====== DATA EXCERPTS ======

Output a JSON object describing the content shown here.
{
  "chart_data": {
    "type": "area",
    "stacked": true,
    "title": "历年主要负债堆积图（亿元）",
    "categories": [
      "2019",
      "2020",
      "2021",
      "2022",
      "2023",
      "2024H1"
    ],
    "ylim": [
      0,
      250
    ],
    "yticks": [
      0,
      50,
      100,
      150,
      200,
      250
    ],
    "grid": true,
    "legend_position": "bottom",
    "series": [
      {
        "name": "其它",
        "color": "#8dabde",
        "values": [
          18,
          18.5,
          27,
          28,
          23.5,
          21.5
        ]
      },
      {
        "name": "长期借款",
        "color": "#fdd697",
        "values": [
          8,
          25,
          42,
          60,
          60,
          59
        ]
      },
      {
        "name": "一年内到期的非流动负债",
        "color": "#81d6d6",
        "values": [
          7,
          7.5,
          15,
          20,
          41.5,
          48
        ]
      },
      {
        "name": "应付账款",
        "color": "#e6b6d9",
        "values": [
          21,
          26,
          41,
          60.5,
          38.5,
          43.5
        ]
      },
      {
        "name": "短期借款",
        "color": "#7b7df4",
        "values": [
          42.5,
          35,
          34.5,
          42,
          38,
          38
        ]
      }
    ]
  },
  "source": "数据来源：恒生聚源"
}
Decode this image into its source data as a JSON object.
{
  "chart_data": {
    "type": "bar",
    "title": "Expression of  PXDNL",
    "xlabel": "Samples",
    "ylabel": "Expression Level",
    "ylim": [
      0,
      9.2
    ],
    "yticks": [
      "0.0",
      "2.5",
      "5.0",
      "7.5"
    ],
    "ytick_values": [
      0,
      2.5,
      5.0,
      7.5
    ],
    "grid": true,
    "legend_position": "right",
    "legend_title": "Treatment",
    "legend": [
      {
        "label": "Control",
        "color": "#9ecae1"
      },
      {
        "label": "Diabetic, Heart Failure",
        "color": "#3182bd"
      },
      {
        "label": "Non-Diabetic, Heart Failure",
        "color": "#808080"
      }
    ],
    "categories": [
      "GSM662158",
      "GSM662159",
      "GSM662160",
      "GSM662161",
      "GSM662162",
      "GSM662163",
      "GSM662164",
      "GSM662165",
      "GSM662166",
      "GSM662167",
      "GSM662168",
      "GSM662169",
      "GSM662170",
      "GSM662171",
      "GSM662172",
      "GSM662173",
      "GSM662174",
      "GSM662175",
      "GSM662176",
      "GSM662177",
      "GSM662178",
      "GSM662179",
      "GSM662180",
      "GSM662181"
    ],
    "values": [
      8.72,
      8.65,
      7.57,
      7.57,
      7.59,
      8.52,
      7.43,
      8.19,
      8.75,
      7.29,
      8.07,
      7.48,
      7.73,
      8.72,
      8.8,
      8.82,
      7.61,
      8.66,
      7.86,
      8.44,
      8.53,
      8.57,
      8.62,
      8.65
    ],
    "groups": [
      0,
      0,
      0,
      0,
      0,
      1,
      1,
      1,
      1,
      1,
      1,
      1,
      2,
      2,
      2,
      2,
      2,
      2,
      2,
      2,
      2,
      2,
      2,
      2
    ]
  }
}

======
====== DATA EXCERPTS ======

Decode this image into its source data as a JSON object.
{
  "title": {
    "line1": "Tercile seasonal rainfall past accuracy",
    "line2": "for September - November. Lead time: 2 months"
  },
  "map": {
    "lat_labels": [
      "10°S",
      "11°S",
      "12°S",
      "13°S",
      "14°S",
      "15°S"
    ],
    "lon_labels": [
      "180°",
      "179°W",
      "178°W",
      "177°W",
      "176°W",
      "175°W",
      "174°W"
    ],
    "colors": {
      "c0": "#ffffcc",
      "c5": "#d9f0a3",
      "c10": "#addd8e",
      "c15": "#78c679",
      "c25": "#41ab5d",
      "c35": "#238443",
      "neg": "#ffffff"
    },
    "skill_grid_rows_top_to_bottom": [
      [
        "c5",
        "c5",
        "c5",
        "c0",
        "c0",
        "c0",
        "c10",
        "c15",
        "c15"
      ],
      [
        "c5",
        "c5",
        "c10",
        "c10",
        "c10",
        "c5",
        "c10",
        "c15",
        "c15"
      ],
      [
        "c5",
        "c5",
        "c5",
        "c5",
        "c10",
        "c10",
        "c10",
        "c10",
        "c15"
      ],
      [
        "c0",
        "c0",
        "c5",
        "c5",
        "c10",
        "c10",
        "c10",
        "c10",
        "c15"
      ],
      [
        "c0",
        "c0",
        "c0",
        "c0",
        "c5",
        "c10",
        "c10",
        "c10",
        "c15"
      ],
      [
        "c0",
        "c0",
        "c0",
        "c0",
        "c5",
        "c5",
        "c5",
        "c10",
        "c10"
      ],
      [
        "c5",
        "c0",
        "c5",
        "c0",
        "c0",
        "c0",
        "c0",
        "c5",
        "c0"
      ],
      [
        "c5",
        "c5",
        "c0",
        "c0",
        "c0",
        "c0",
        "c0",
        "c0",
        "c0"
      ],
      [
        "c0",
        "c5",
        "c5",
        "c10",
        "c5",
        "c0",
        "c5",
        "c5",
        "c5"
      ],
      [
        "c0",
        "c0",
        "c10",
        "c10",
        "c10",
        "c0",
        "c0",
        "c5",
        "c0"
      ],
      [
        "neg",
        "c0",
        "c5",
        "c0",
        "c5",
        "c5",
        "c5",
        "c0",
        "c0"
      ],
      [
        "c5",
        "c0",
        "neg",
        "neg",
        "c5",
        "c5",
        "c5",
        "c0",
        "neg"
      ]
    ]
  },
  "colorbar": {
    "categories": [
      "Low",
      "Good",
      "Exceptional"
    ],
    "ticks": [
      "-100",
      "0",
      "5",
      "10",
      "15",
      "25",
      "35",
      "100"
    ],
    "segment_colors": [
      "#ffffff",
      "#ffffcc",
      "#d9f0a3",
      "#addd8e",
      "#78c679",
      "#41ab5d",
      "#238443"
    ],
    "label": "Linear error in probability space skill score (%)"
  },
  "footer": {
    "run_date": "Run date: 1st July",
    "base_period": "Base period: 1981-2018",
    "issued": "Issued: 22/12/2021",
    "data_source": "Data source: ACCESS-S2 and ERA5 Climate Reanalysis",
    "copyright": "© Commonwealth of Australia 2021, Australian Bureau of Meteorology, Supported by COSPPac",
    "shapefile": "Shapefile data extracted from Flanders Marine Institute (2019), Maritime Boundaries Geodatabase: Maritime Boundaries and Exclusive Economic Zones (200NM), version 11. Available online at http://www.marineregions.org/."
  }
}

======

WHAT NEEDS TO BE DONE:
Among the entries above, how many lines hold the word "source"? Reply with only that number.

ANSWER:
4